━━━━━ DATA ROWS ━━━━━

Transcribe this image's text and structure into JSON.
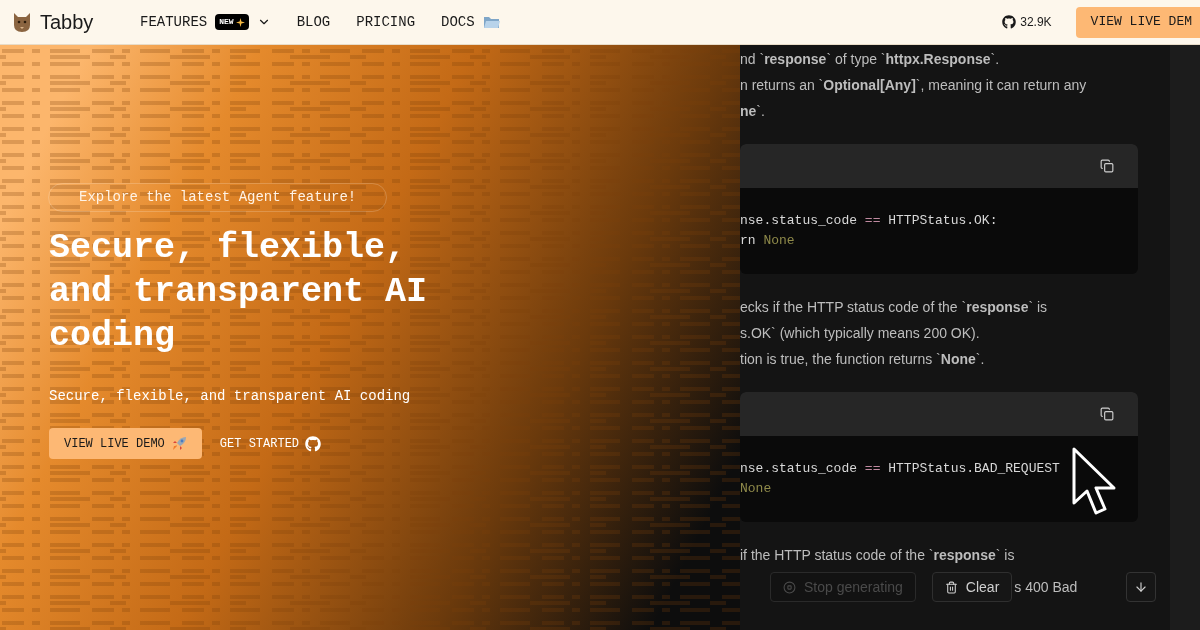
{
  "header": {
    "brand": "Tabby",
    "nav": [
      {
        "label": "FEATURES",
        "badge": "NEW",
        "kind": "dropdown"
      },
      {
        "label": "BLOG",
        "kind": "plain"
      },
      {
        "label": "PRICING",
        "kind": "plain"
      },
      {
        "label": "DOCS",
        "kind": "folder"
      }
    ],
    "stars": "32.9K",
    "cta": "VIEW LIVE DEM"
  },
  "hero": {
    "announcement": "Explore the latest Agent feature!",
    "title": "Secure, flexible, and transparent AI coding",
    "subtitle": "Secure, flexible, and transparent AI coding",
    "primary_button": "VIEW LIVE DEMO",
    "secondary_button": "GET STARTED"
  },
  "chat": {
    "blocks": [
      {
        "kind": "text",
        "lines": [
          "nd `**response**` of type `**httpx.Response**`.",
          "n returns an `**Optional[Any]**`, meaning it can return any",
          "**ne**`."
        ]
      },
      {
        "kind": "code",
        "lines": [
          [
            {
              "text": "nse.status_code ",
              "kind": "plain"
            },
            {
              "text": "==",
              "kind": "operator"
            },
            {
              "text": " HTTPStatus.OK:",
              "kind": "plain"
            }
          ],
          [
            {
              "text": "rn ",
              "kind": "plain"
            },
            {
              "text": "None",
              "kind": "keyword"
            }
          ]
        ]
      },
      {
        "kind": "text",
        "lines": [
          "ecks if the HTTP status code of the `**response**` is",
          "s.OK` (which typically means 200 OK).",
          "tion is true, the function returns `**None**`."
        ]
      },
      {
        "kind": "code",
        "lines": [
          [
            {
              "text": "nse.status_code ",
              "kind": "plain"
            },
            {
              "text": "==",
              "kind": "operator"
            },
            {
              "text": " HTTPStatus.BAD_REQUEST",
              "kind": "plain"
            }
          ],
          [
            {
              "text": "None",
              "kind": "keyword"
            }
          ]
        ]
      },
      {
        "kind": "text",
        "lines": [
          "if the HTTP status code of the `**response**` is"
        ]
      }
    ],
    "trailing_text": "s 400 Bad",
    "stop_button": "Stop generating",
    "clear_button": "Clear"
  }
}
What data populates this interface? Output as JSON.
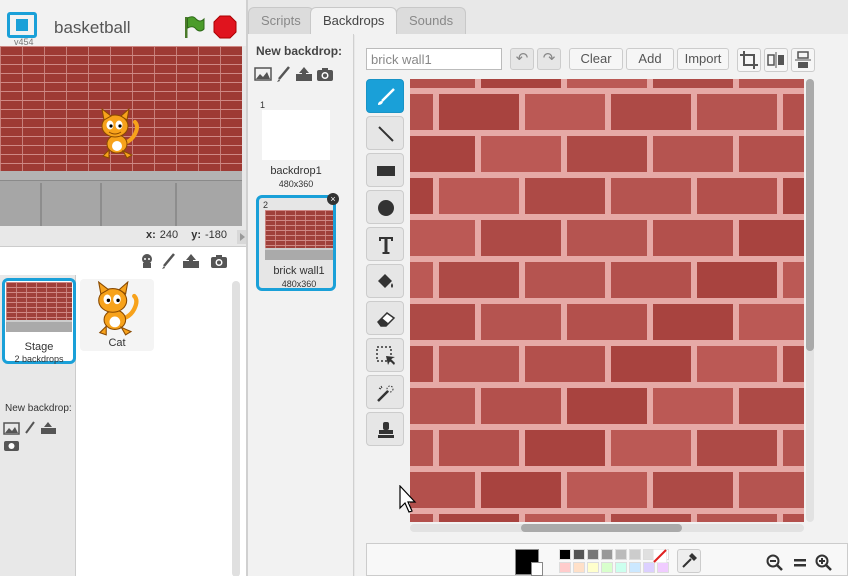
{
  "stage_header": {
    "version": "v454",
    "project_title": "basketball",
    "icons": [
      "fullscreen-icon",
      "green-flag-icon",
      "stop-icon"
    ]
  },
  "stage_coords": {
    "x_label": "x:",
    "x_value": "240",
    "y_label": "y:",
    "y_value": "-180"
  },
  "sprite_pane": {
    "toolbar_icons": [
      "choose-sprite-icon",
      "paint-sprite-icon",
      "upload-sprite-icon",
      "camera-sprite-icon"
    ],
    "stage": {
      "name": "Stage",
      "sub": "2 backdrops"
    },
    "new_backdrop_label": "New backdrop:",
    "sprites": [
      {
        "name": "Cat"
      }
    ]
  },
  "tabs": [
    {
      "label": "Scripts"
    },
    {
      "label": "Backdrops"
    },
    {
      "label": "Sounds"
    }
  ],
  "active_tab": "Backdrops",
  "backdrops_panel": {
    "new_label": "New backdrop:",
    "items": [
      {
        "num": "1",
        "name": "backdrop1",
        "size": "480x360"
      },
      {
        "num": "2",
        "name": "brick wall1",
        "size": "480x360"
      }
    ]
  },
  "editor": {
    "costume_name": "brick wall1",
    "buttons": {
      "clear": "Clear",
      "add": "Add",
      "import": "Import"
    },
    "tools": [
      "brush-tool",
      "line-tool",
      "rectangle-tool",
      "ellipse-tool",
      "text-tool",
      "fill-tool",
      "eraser-tool",
      "select-tool",
      "magic-select-tool",
      "stamp-tool"
    ],
    "colors": {
      "primary": "#000000",
      "accent": "#1aa0d8",
      "brick": "#b54f4b",
      "swatches_top": [
        "#000000",
        "#555555",
        "#777777",
        "#999999",
        "#bbbbbb",
        "#cccccc",
        "#e0e0e0",
        "#ffffff"
      ],
      "swatches_bottom": [
        "#ffcccc",
        "#ffe0c8",
        "#ffffcc",
        "#d8ffcc",
        "#ccffee",
        "#cce8ff",
        "#dcd0ff",
        "#f0ccff"
      ]
    }
  }
}
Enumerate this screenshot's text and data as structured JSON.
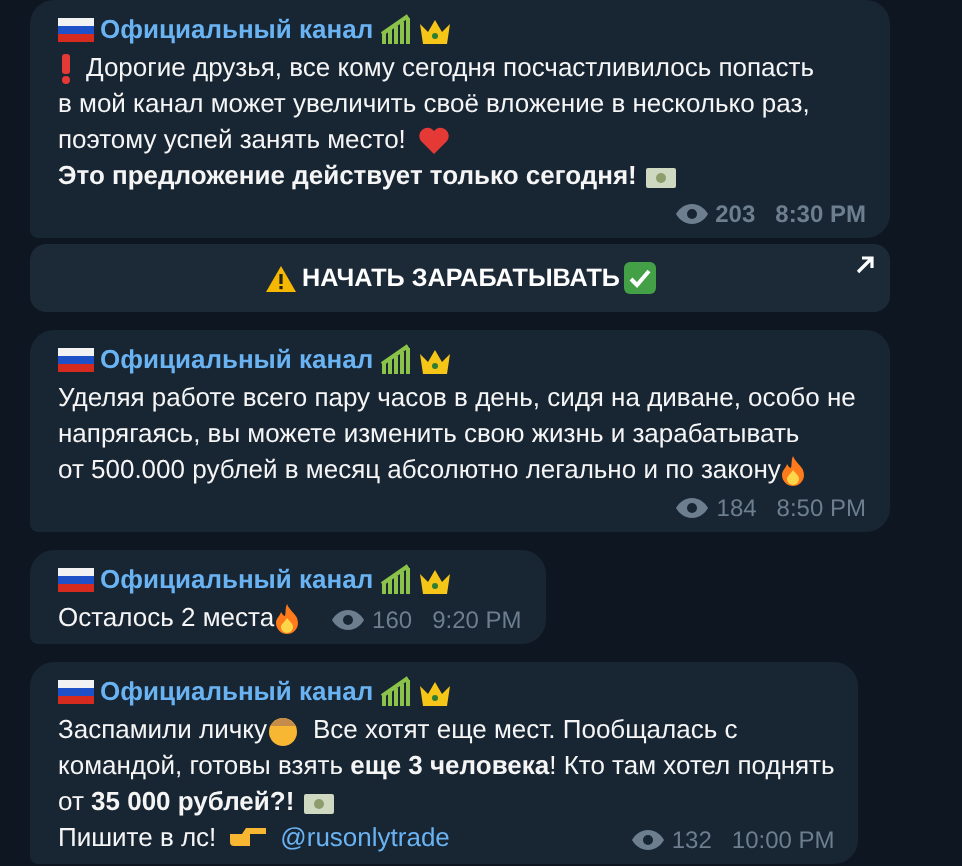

━━━━━

__WHAT IS REQUIRED__.
Find the word "HTTPStatus" in the records and pull out each line that has it.

__OUTPUT FOR THIS EXERCISE__.
              "text": " HTTPStatus.OK:",
              "text": " HTTPStatus.BAD_REQUEST",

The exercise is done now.